> **Stated goal 1**:
In the text on Musharraf's treason case, on what date was Musharraf summoned to appear before the tribunal?
> **Stated goal 2**:
From the text on Musharraf's treason case, write out the stretch from "Musharraf ruled until" through "Nawab Akbar Bugti.", swapping "Red Mosque" for "Lal Masjid".
> **Stated goal 3**:
Carry on the article about Musharraf's treason case from the point where it stops.

In 2007, after suspending the constitution and declaring emergency rule, Musharraf ordered the military to occupy the parliament and the Supreme Court, take private television stations off the air and jail political opponents. Several judges, including the country’s chief justice, were sacked. If convicted of treason, Musharraf could face the death penalty.


Musharraf was summoned to appear before the tribunal on December 24, but has yet to attend the court due to security and health concerns. The protracted process of beginning the trial points to sharp divisions in Pakistani ruling circles, including the military, over the charges.


A strong US ally, Musharraf has been granted bail in these cases, and is eligible to be bailed on the latest arrest warrant. The court yesterday, however, insisted it did not have the power to take Musharraf off an “exit control list” preventing him from leaving the country.


By allowing the US forces to enter Afghanistan through Pakistan, aiming at destabilization of both these nations, besides many more nations, the former Pakistani president had been responsible for the ongoing terror wars perpetrated by NATO in Afghanistan and Pakistan.


The Bush administration relied heavily on Musharraf to facilitate the 2001 US-led invasion and occupation of Afghanistan. Pakistan’s withdrawal of support for the Taliban government, which it had helped install, was critical to the Taliban’s rapid overthrow. The Musharraf regime also provided supply routes for US forces in Afghanistan and helped track down “terrorist” targets.


Musharraf seized power in a military coup in 1999, ousting Nawaz Sharif, who is once again the prime minister today. Following the 1999 coup, the military tried and convicted Sharif of “kidnapping, attempted murder, hijacking and terrorism and corruption.” He was only allowed to go into exile after an intervention by Saudi Arabia.


Musharraf ruled until early 2008 when the PPP led by Zardari won the parliamentary poll, pushing for Musharraf’s exit. . His exit was arranged by the US in alliance with Saudi and UAE. Former Prime Minister Benazir Bhutto, who had returned to Pakistan, was assassinated in December 2007 while campaigning for national and regional assembly elections.


Musharraf returned from self-exile last year in a bid to contest the election last May, which was won by Sharif’s Pakistan Muslim League (Narwaz) (PML-N). The new government hesitated for months before filing treason charges.


Musharraf, who had asked the military to attack the Red Mosque in Islamabad, killing the Imam, among others inside, also faces other charges, including for the murder of Bhutto and a military assault in August 2006 that killed Balochi nationalist leader Nawab Akbar Bugti. 


Musharraf has denounced the case against him as a “political vendetta.” When the hearing began in December, he warned: “When you’re doing wrong against an army chief, you’re causing disturbances with the military ranks.” He claimed that the army was “totally with me on this issue.”

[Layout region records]
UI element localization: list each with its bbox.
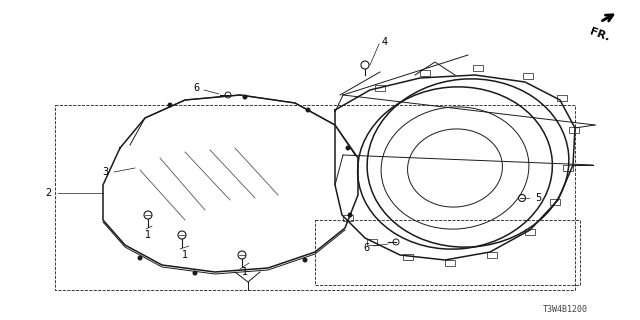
Circle shape: [305, 108, 310, 113]
Text: 3: 3: [102, 167, 108, 177]
Bar: [403, 254, 413, 260]
Bar: [55, 105, 575, 290]
Bar: [315, 220, 580, 285]
Bar: [523, 73, 533, 79]
Circle shape: [243, 94, 248, 100]
Bar: [343, 215, 353, 221]
Circle shape: [348, 212, 353, 218]
Text: 6: 6: [364, 243, 370, 253]
Text: 6: 6: [194, 83, 200, 93]
Bar: [550, 199, 560, 205]
Circle shape: [346, 146, 351, 150]
Text: 1: 1: [145, 230, 151, 240]
Bar: [525, 229, 535, 235]
Bar: [557, 95, 567, 101]
Bar: [563, 165, 573, 171]
Circle shape: [303, 258, 307, 262]
Text: 1: 1: [242, 267, 248, 277]
Text: T3W4B1200: T3W4B1200: [543, 305, 588, 314]
Text: FR.: FR.: [588, 26, 611, 43]
Bar: [569, 127, 579, 133]
Bar: [487, 252, 497, 258]
Bar: [473, 65, 483, 71]
Circle shape: [193, 270, 198, 276]
Circle shape: [138, 255, 143, 260]
Bar: [367, 239, 377, 245]
Text: 4: 4: [382, 37, 388, 47]
Circle shape: [168, 102, 173, 108]
Bar: [445, 260, 455, 266]
Text: 1: 1: [182, 250, 188, 260]
Text: 2: 2: [45, 188, 52, 198]
Bar: [375, 85, 385, 91]
Text: 5: 5: [535, 193, 541, 203]
Bar: [420, 70, 430, 76]
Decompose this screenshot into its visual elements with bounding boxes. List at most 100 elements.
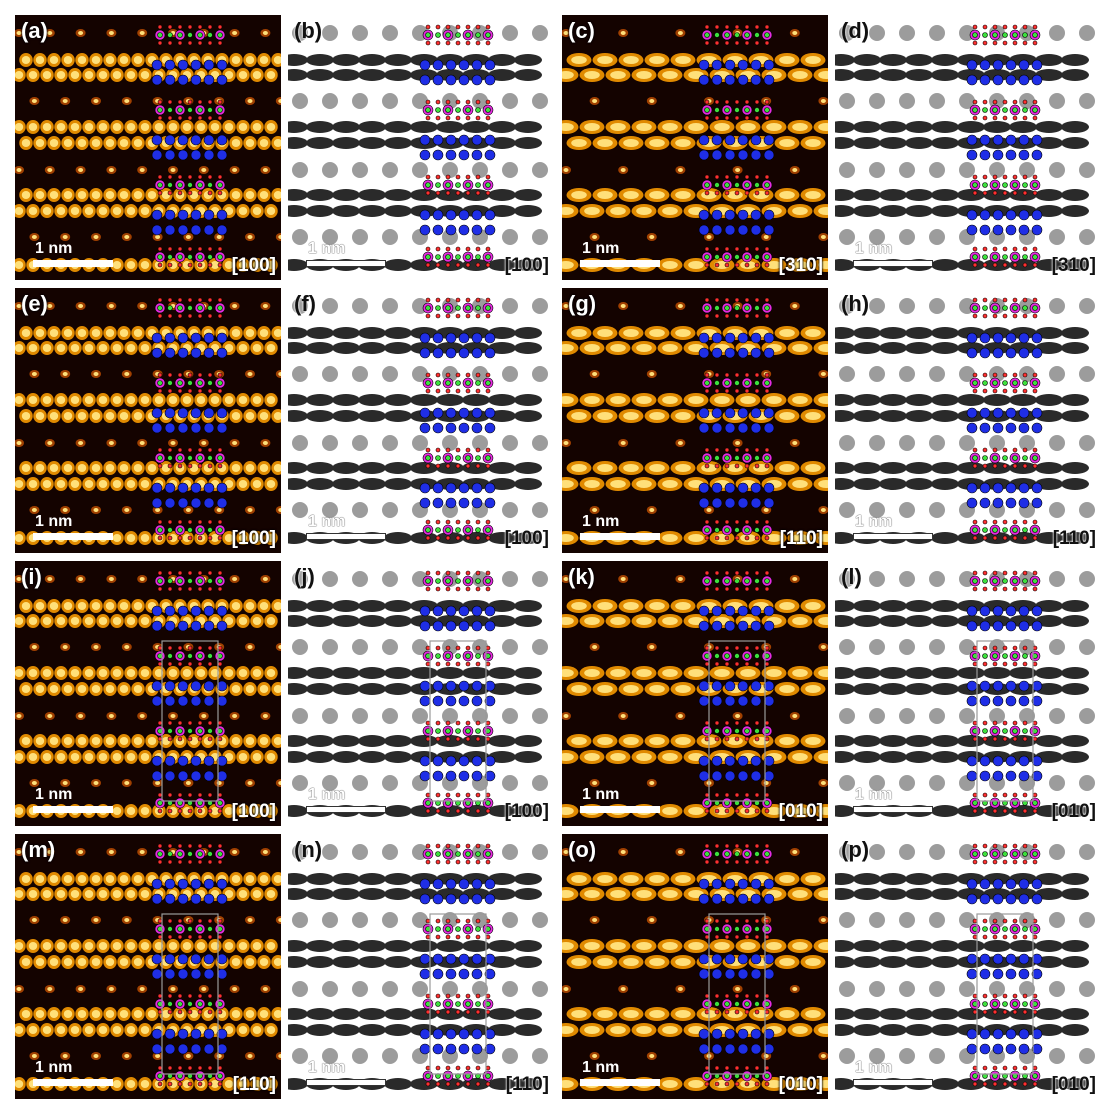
red-atom bbox=[177, 99, 183, 105]
abf-column-light bbox=[322, 502, 338, 518]
red-atom bbox=[744, 447, 750, 453]
haadf-column bbox=[688, 942, 704, 950]
abf-column-light bbox=[322, 25, 338, 41]
green-atom bbox=[1002, 32, 1008, 38]
red-atom bbox=[972, 808, 978, 814]
haadf-column bbox=[706, 508, 712, 512]
green-atom bbox=[982, 653, 988, 659]
abf-column bbox=[957, 532, 985, 544]
abf-column-light bbox=[532, 435, 548, 451]
red-atom bbox=[207, 843, 213, 849]
abf-column-light bbox=[899, 708, 915, 724]
green-atom bbox=[207, 254, 213, 260]
blue-atom bbox=[1018, 209, 1030, 221]
red-atom bbox=[1012, 463, 1018, 469]
green-atom bbox=[744, 527, 750, 533]
abf-column bbox=[853, 600, 881, 612]
red-atom bbox=[744, 1009, 750, 1015]
haadf-column bbox=[623, 464, 639, 472]
red-atom bbox=[217, 99, 223, 105]
haadf-column bbox=[126, 617, 136, 625]
abf-column-light bbox=[959, 435, 975, 451]
haadf-column bbox=[805, 1010, 821, 1018]
abf-column-light bbox=[382, 981, 398, 997]
haadf-column bbox=[168, 396, 178, 404]
haadf-column bbox=[584, 1026, 600, 1034]
green-atom bbox=[435, 32, 441, 38]
red-atom bbox=[972, 388, 978, 394]
micrograph-haadf bbox=[15, 15, 281, 280]
blue-atom bbox=[484, 1043, 496, 1055]
blue-atom bbox=[711, 968, 723, 980]
micrograph-abf bbox=[288, 15, 554, 280]
blue-atom bbox=[484, 224, 496, 236]
haadf-column bbox=[623, 412, 639, 420]
abf-column bbox=[1061, 189, 1089, 201]
haadf-column bbox=[112, 617, 122, 625]
red-atom bbox=[714, 1065, 720, 1071]
haadf-column bbox=[15, 1080, 24, 1088]
green-atom bbox=[187, 254, 193, 260]
haadf-column bbox=[15, 669, 24, 677]
red-atom bbox=[207, 720, 213, 726]
abf-column-light bbox=[869, 93, 885, 109]
haadf-column bbox=[592, 235, 598, 239]
red-atom bbox=[177, 190, 183, 196]
red-atom bbox=[217, 463, 223, 469]
haadf-column bbox=[252, 261, 262, 269]
blue-atom bbox=[737, 407, 749, 419]
haadf-column bbox=[597, 56, 613, 64]
abf-column bbox=[1061, 683, 1089, 695]
red-atom bbox=[465, 993, 471, 999]
haadf-column bbox=[662, 942, 678, 950]
haadf-column bbox=[584, 942, 600, 950]
blue-atom bbox=[190, 695, 202, 707]
blue-atom bbox=[750, 407, 762, 419]
green-atom bbox=[167, 926, 173, 932]
haadf-column bbox=[818, 890, 828, 898]
red-atom bbox=[1012, 447, 1018, 453]
red-atom bbox=[744, 115, 750, 121]
green-atom bbox=[992, 107, 998, 113]
haadf-column bbox=[140, 344, 150, 352]
blue-atom bbox=[698, 620, 710, 632]
red-atom bbox=[177, 297, 183, 303]
abf-column bbox=[332, 805, 360, 817]
red-atom bbox=[425, 535, 431, 541]
blue-atom bbox=[432, 347, 444, 359]
green-atom bbox=[157, 1073, 163, 1079]
red-atom bbox=[445, 918, 451, 924]
blue-atom bbox=[698, 347, 710, 359]
abf-column bbox=[514, 1008, 542, 1020]
haadf-column bbox=[820, 918, 826, 922]
blue-atom bbox=[432, 74, 444, 86]
blue-atom bbox=[216, 770, 228, 782]
red-atom bbox=[982, 535, 988, 541]
haadf-column bbox=[182, 123, 192, 131]
red-atom bbox=[714, 736, 720, 742]
haadf-column bbox=[252, 669, 262, 677]
red-atom bbox=[734, 262, 740, 268]
blue-atom bbox=[458, 347, 470, 359]
red-atom bbox=[425, 645, 431, 651]
abf-column bbox=[410, 259, 438, 271]
haadf-column bbox=[766, 534, 782, 542]
abf-column bbox=[384, 805, 412, 817]
haadf-column bbox=[636, 534, 652, 542]
green-atom bbox=[724, 926, 730, 932]
red-atom bbox=[1032, 40, 1038, 46]
blue-atom bbox=[698, 482, 710, 494]
red-atom bbox=[475, 372, 481, 378]
blue-atom bbox=[698, 968, 710, 980]
abf-column bbox=[288, 342, 308, 354]
haadf-column bbox=[820, 235, 826, 239]
haadf-column bbox=[224, 344, 234, 352]
green-atom bbox=[217, 527, 223, 533]
abf-column bbox=[384, 1078, 412, 1090]
abf-column-light bbox=[412, 639, 428, 655]
haadf-column bbox=[232, 987, 238, 991]
haadf-column bbox=[28, 480, 38, 488]
red-atom bbox=[217, 993, 223, 999]
haadf-column bbox=[610, 534, 626, 542]
haadf-column bbox=[259, 602, 269, 610]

> **Response 1**:
December 24

> **Response 2**:
Musharraf ruled until early 2008 when the PPP led by Zardari won the parliamentary poll, pushing for Musharraf’s exit. . His exit was arranged by the US in alliance with Saudi and UAE. Former Prime Minister Benazir Bhutto, who had returned to Pakistan, was assassinated in December 2007 while campaigning for national and regional assembly elections.


Musharraf returned from self-exile last year in a bid to contest the election last May, which was won by Sharif’s Pakistan Muslim League (Narwaz) (PML-N). The new government hesitated for months before filing treason charges.


Musharraf, who had asked the military to attack the Lal Masjid in Islamabad, killing the Imam, among others inside, also faces other charges, including for the murder of Bhutto and a military assault in August 2006 that killed Balochi nationalist leader Nawab Akbar Bugti.

> **Response 3**:
Speaking in parliament last June, Sharif declared: “Musharraf has to answer for his misdeeds.” His comments were no doubt pitched at deep hostility to the former dictator, both within the PML-N and more broadly.


Sharif, however, has already indicated that there will be no broader probe into the military under Musharraf’s rule. The military has been central to propping up corporate rule in Pakistan and has ruled the country for more than half of its existence. Having been a victim of military action, Sharif is acutely aware that he cannot afford to alienate the army.


The military, which Musharraf acknowledged tried to dissuade him from returning to take part in last year’s election, has been largely silent on the trial. However, the fact that Musharraf is being treated at a military facility, which recommended he be sent abroad, indicates that the army would prefer that no trial took place.


Moreover, facing growing opposition, the government enacted the Pakistan Protection Ordinance last month, granting extraordinary powers to the security forces. The military might defy the civilian authorities to protect Musharraf.


Musharraf has appealed to the United Nations, as well as the US, UK and Saudi Arabia, to intervene, saying he would not receive a fair trial in Pakistan. But the Obama regime has washed its hands of Musharraf, saying his trial was an “internal matter.”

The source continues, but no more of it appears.